- LIST OF TASKS
[A] Answer these questions from the piece about girls and fantasy, each on its own line:
(i) What did the writer's parents think the FF8 orchestral CD was?
(ii) Which two things has the writer gotten two close friends into?
(iii) What question does the writer say should be asked instead of "Why sci-fi and fantasy?"
[B] Summarize the piece about girls and fantasy in two sentences.
[C] Carry on the piece about girls and fantasy from its final sentence.

── TEXT PROVIDED

Something Giller said the other day has me re-thinking about an old topic. Why *don't* more girls like stuff like RPGs, fantasy, anime etc? Of course, I don't have a good perspective since my roomie-to-be is an anime nut and has a whole fantasy site and I've managed to corrupt two of my other close friends here to Sailor Moon and Final Fantasy, but apparently I'm a rare breed. Girls always play "let's pretend" as kids, and there's lots of fairy princess-ing going on (I wouldn't insult our sex by generalizing us as a bunch of frilly pink gigglers). So why not RPGs etc? I think FF8 is a good opener because of the love story. (And it has symbolism, dammit! SYMBOLISM!!!!!!) And video game music is beautiful--even my parents like the FF8 orchestral CD. They thought it was a movie soundtrack. (In a way, I suppose it is.) And MST3K is funny. So...why not? I don't pretend to have any answers. The question shouldn't be "Why sci-fi and fantasy?" The question should be "Why not sci-fi and fantasy?" I'm just going to keep doing what I like and mentally flipping the bird at peple who don't like it.

────
── RAW DATA

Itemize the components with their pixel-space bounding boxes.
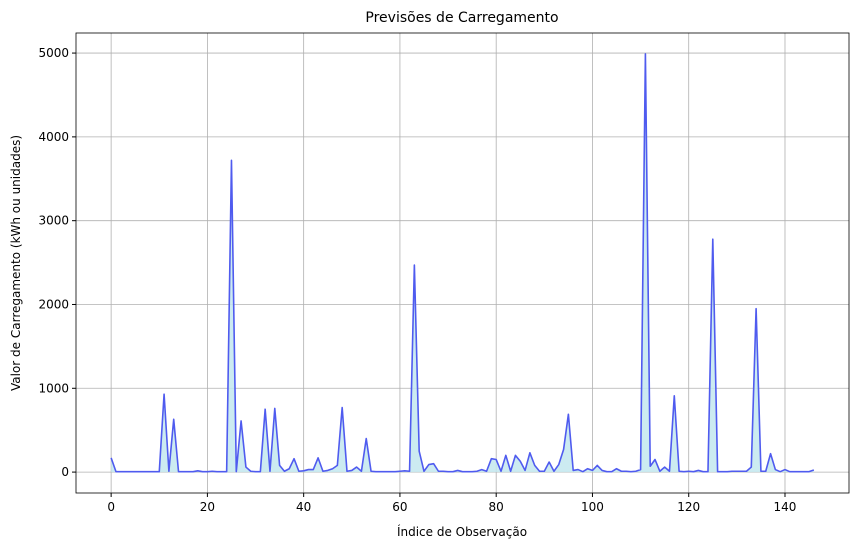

────
── RAW DATA

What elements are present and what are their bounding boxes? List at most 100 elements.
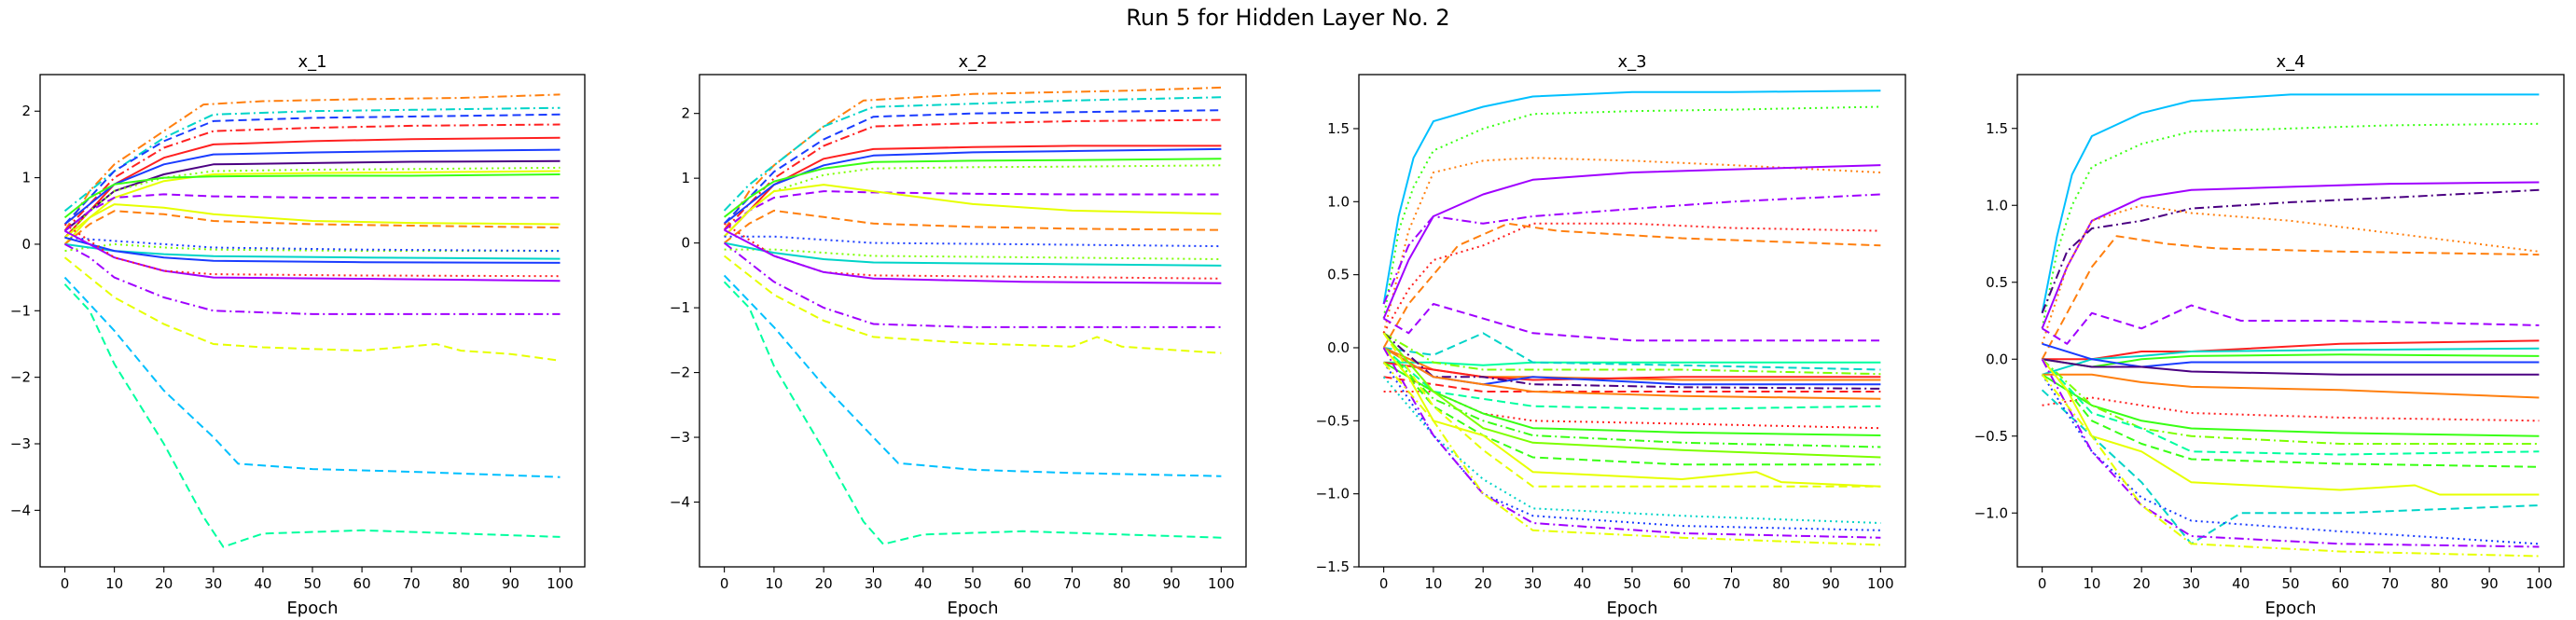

────

- RESPONSES TO THE TASKS
[A]
(i) A movie soundtrack.
(ii) Sailor Moon and Final Fantasy.
(iii) "Why not sci-fi and fantasy?"

[B] The writer wonders why more girls don't like RPGs, fantasy, and anime, pointing out that girls play "let's pretend" as kids and suggesting that FF8's love story and beautiful video game music make it a good opener. Without claiming any answers, the writer says the real question should be "Why not sci-fi and fantasy?" and plans to keep doing what they like regardless of people who don't like it.

[C]
Bon Jovi is cooler than I knew. Bed of Roses is a good song. Thanks for whoever recommended it this week. I've been doing a lot of lj-song DLing lately. Sorta like randoming, I guess. And someone randomed me! I feel so special. *grin* I wish iMesh would get me off the queue for the Queensryche mp3s so I can finally hear them. Damned Napster firewall. Oh, well, the university is providing me with ethernet, so they're not all bad. Speaking off--mater y padre signed up for Roadrunner! I was floored, I never expected to get cable access at home. I won't be able to connect my `puter upstairs now, but at least I won't have to deal with mindspring's piss-porr connection.

Enough yammering for now. To the Yajemobile, away!